# [Passage to read]
==*==

# Ultrafire wf-1000 DOA



## js-lots (Dec 30, 2008)

I just received my ultrafire wf-1000 cree mc-e from dx. Guess what. DOA. Click...a few light taps.....nothing. I don't want to jostle it to much. Batteries are good. Any suggestions. Could it be the clicky? A contact somewhere? Thanks. I have already done a google search to no avail. I am just starting out so my experience is novice. Any help would be greatly appreciated.


----------



## kramer5150 (Dec 30, 2008)

remove the tailcap and directly connect the body tube metal with the battery "-" terminal with some bare wire. If it lights up your switch cap is bad. If you get no light then something else besides the switch/cap is questionable.

use a multi meter and check the switch cap for continuity. I had to use needle nose pliers and tighten my switch cap a little. Since then its been fine.

If that doesn't work try cleaning all the contact points and body tube metal with isopropyl alcohol.

You should pursue an RMA with DX. Their Customer Service Express is slow but it does work, upload pics of the defective merchandise, ship it via USPS with confirmation number to the provided address... and follow the remaining procedure. DX came through for me recently when they shipped a wrong item, it took an extra ~20 days though.


----------



## js-lots (Dec 31, 2008)

thankyou for your response. I tried your suggestion but to no avail. When the battery connected directly to the tubing didnt work I figured the problem to be more serious. I have already contacted dx and am awaiting their response. As you know, they take forever. I am still waiting for a different flashlight from them so I will keep my fingers crossed. Could the problem be caused by the heatsink not making contact with the body? The heatsink does seem a little small in relation to the tube. Will wrapping tin foil around the heatsink help? Thankyou


----------



## js-lots (Dec 31, 2008)

==*==

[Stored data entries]
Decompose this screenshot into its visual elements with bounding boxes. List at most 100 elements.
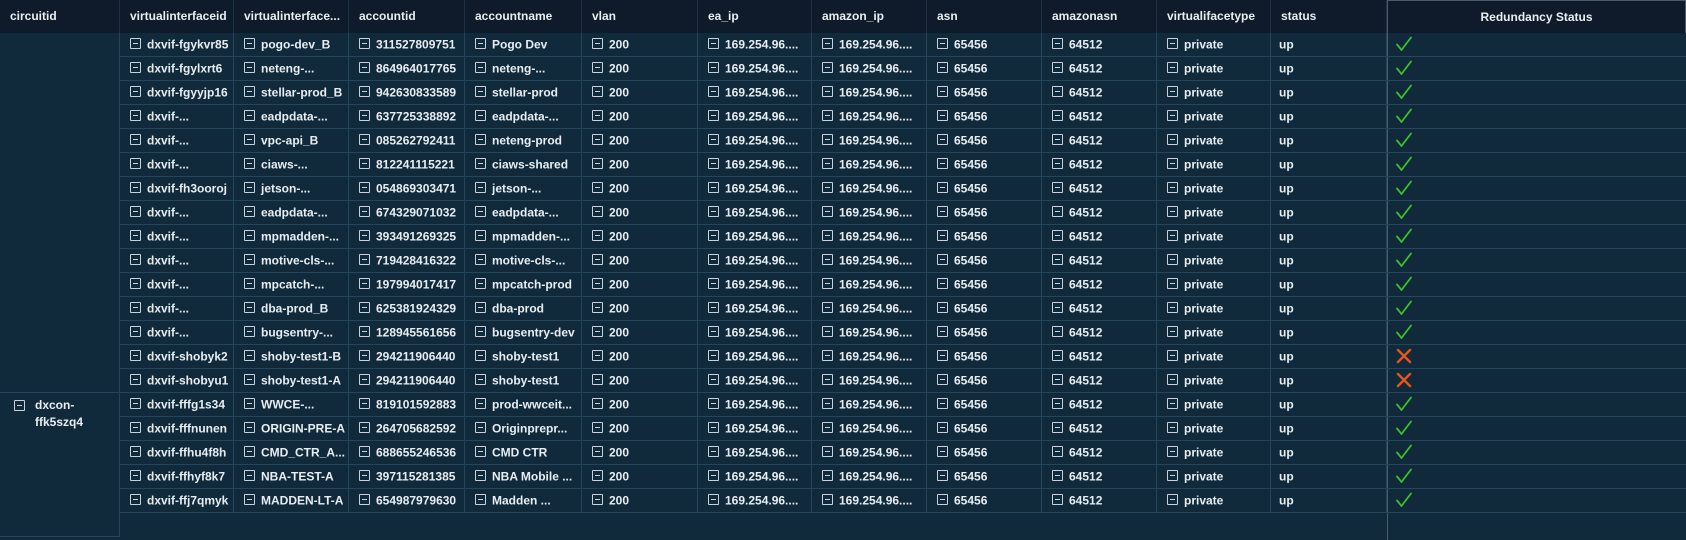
collapse-box-icon[interactable] [592, 422, 603, 434]
collapse-box-icon[interactable] [1167, 302, 1178, 314]
collapse-box-icon[interactable] [937, 278, 948, 290]
collapse-box-icon[interactable] [592, 302, 603, 314]
collapse-box-icon[interactable] [130, 62, 141, 74]
table-row[interactable]: dxvif-... dba-prod_B 625381924329 dba-prod 2… [120, 297, 1686, 321]
table-row[interactable]: dxvif-... eadpdata-... 674329071032 eadpdat… [120, 201, 1686, 225]
collapse-box-icon[interactable] [592, 494, 603, 506]
collapse-box-icon[interactable] [359, 374, 370, 386]
collapse-box-icon[interactable] [244, 206, 255, 218]
column-header-redundancy-status[interactable]: Redundancy Status [1387, 0, 1686, 33]
collapse-box-icon[interactable] [244, 350, 255, 362]
collapse-box-icon[interactable] [592, 158, 603, 170]
collapse-box-icon[interactable] [937, 182, 948, 194]
table-row[interactable]: dxvif-... motive-cls-... 719428416322 motiv… [120, 249, 1686, 273]
collapse-box-icon[interactable] [244, 422, 255, 434]
collapse-box-icon[interactable] [475, 158, 486, 170]
collapse-box-icon[interactable] [1052, 134, 1063, 146]
collapse-box-icon[interactable] [475, 350, 486, 362]
collapse-box-icon[interactable] [359, 38, 370, 50]
collapse-box-icon[interactable] [130, 446, 141, 458]
table-row[interactable]: dxvif-fffg1s34 WWCE-... 819101592883 prod-w… [120, 393, 1686, 417]
collapse-box-icon[interactable] [475, 494, 486, 506]
collapse-box-icon[interactable] [822, 38, 833, 50]
collapse-box-icon[interactable] [1052, 494, 1063, 506]
collapse-box-icon[interactable] [130, 110, 141, 122]
collapse-box-icon[interactable] [708, 254, 719, 266]
collapse-box-icon[interactable] [475, 398, 486, 410]
collapse-box-icon[interactable] [359, 182, 370, 194]
collapse-box-icon[interactable] [592, 134, 603, 146]
collapse-box-icon[interactable] [359, 86, 370, 98]
collapse-box-icon[interactable] [130, 278, 141, 290]
collapse-box-icon[interactable] [130, 38, 141, 50]
collapse-box-icon[interactable] [359, 422, 370, 434]
collapse-box-icon[interactable] [708, 86, 719, 98]
column-header-circuitid[interactable]: circuitid [0, 0, 120, 33]
table-row[interactable]: dxvif-... bugsentry-... 128945561656 bugsen… [120, 321, 1686, 345]
collapse-box-icon[interactable] [475, 86, 486, 98]
collapse-box-icon[interactable] [475, 374, 486, 386]
collapse-box-icon[interactable] [475, 230, 486, 242]
collapse-box-icon[interactable] [1167, 182, 1178, 194]
collapse-box-icon[interactable] [130, 302, 141, 314]
collapse-box-icon[interactable] [592, 110, 603, 122]
collapse-box-icon[interactable] [1167, 230, 1178, 242]
collapse-box-icon[interactable] [937, 254, 948, 266]
collapse-box-icon[interactable] [822, 86, 833, 98]
table-row[interactable]: dxvif-... mpcatch-... 197994017417 mpcatch-… [120, 273, 1686, 297]
collapse-box-icon[interactable] [244, 446, 255, 458]
table-row[interactable]: dxvif-fgykvr85 pogo-dev_B 311527809751 Pogo… [120, 33, 1686, 57]
collapse-box-icon[interactable] [937, 230, 948, 242]
collapse-box-icon[interactable] [244, 230, 255, 242]
collapse-box-icon[interactable] [592, 230, 603, 242]
collapse-box-icon[interactable] [475, 326, 486, 338]
collapse-box-icon[interactable] [937, 158, 948, 170]
collapse-box-icon[interactable] [359, 350, 370, 362]
collapse-box-icon[interactable] [1052, 470, 1063, 482]
collapse-box-icon[interactable] [822, 182, 833, 194]
collapse-box-icon[interactable] [475, 254, 486, 266]
collapse-box-icon[interactable] [130, 254, 141, 266]
collapse-box-icon[interactable] [130, 470, 141, 482]
collapse-box-icon[interactable] [244, 278, 255, 290]
collapse-box-icon[interactable] [359, 206, 370, 218]
collapse-box-icon[interactable] [822, 206, 833, 218]
collapse-box-icon[interactable] [130, 374, 141, 386]
collapse-box-icon[interactable] [592, 374, 603, 386]
collapse-box-icon[interactable] [937, 446, 948, 458]
collapse-box-icon[interactable] [592, 62, 603, 74]
collapse-box-icon[interactable] [244, 470, 255, 482]
collapse-box-icon[interactable] [1052, 206, 1063, 218]
table-row[interactable]: dxvif-fh3ooroj jetson-... 054869303471 jets… [120, 177, 1686, 201]
collapse-box-icon[interactable] [592, 206, 603, 218]
collapse-box-icon[interactable] [244, 158, 255, 170]
collapse-box-icon[interactable] [822, 398, 833, 410]
collapse-box-icon[interactable] [822, 446, 833, 458]
column-header-asn[interactable]: asn [927, 0, 1042, 33]
column-header-status[interactable]: status [1271, 0, 1387, 33]
collapse-box-icon[interactable] [1167, 62, 1178, 74]
collapse-box-icon[interactable] [244, 38, 255, 50]
table-row[interactable]: dxvif-fffnunen ORIGIN-PRE-A 264705682592 Or… [120, 417, 1686, 441]
table-row[interactable]: dxvif-... ciaws-... 812241115221 ciaws-shar… [120, 153, 1686, 177]
collapse-box-icon[interactable] [1167, 158, 1178, 170]
collapse-box-icon[interactable] [359, 326, 370, 338]
collapse-box-icon[interactable] [130, 158, 141, 170]
collapse-box-icon[interactable] [244, 398, 255, 410]
collapse-box-icon[interactable] [130, 350, 141, 362]
collapse-box-icon[interactable] [708, 398, 719, 410]
collapse-box-icon[interactable] [1052, 422, 1063, 434]
collapse-box-icon[interactable] [592, 446, 603, 458]
collapse-box-icon[interactable] [1052, 278, 1063, 290]
collapse-box-icon[interactable] [1167, 398, 1178, 410]
collapse-box-icon[interactable] [708, 374, 719, 386]
collapse-box-icon[interactable] [708, 62, 719, 74]
collapse-box-icon[interactable] [244, 374, 255, 386]
table-row[interactable]: dxvif-shobyu1 shoby-test1-A 294211906440 sh… [120, 369, 1686, 393]
collapse-box-icon[interactable] [937, 422, 948, 434]
column-header-accountid[interactable]: accountid [349, 0, 465, 33]
collapse-box-icon[interactable] [475, 134, 486, 146]
collapse-box-icon[interactable] [708, 350, 719, 362]
collapse-box-icon[interactable] [708, 206, 719, 218]
collapse-box-icon[interactable] [1052, 398, 1063, 410]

==*==

# [Written task 1]
Repeat the flashlight thread word for word, from "## js-lots (Dec 30, 2008)" to "be greatly appreciated.".
# [Written task 2]
Using the flashlight thread, answer these:
(a) What tool did kramer5150 use to tighten the switch cap?
(b) About how many extra days did DX take when they shipped kramer5150 a wrong item?
(c) What material does js-lots ask about wrapping around the heatsink?
This data has no connection to the flashlight thread.

# [Worked solution 1]
## js-lots (Dec 30, 2008)

I just received my ultrafire wf-1000 cree mc-e from dx. Guess what. DOA. Click...a few light taps.....nothing. I don't want to jostle it to much. Batteries are good. Any suggestions. Could it be the clicky? A contact somewhere? Thanks. I have already done a google search to no avail. I am just starting out so my experience is novice. Any help would be greatly appreciated.

# [Worked solution 2]
(a) Needle nose pliers
(b) About 20 days
(c) Tin foil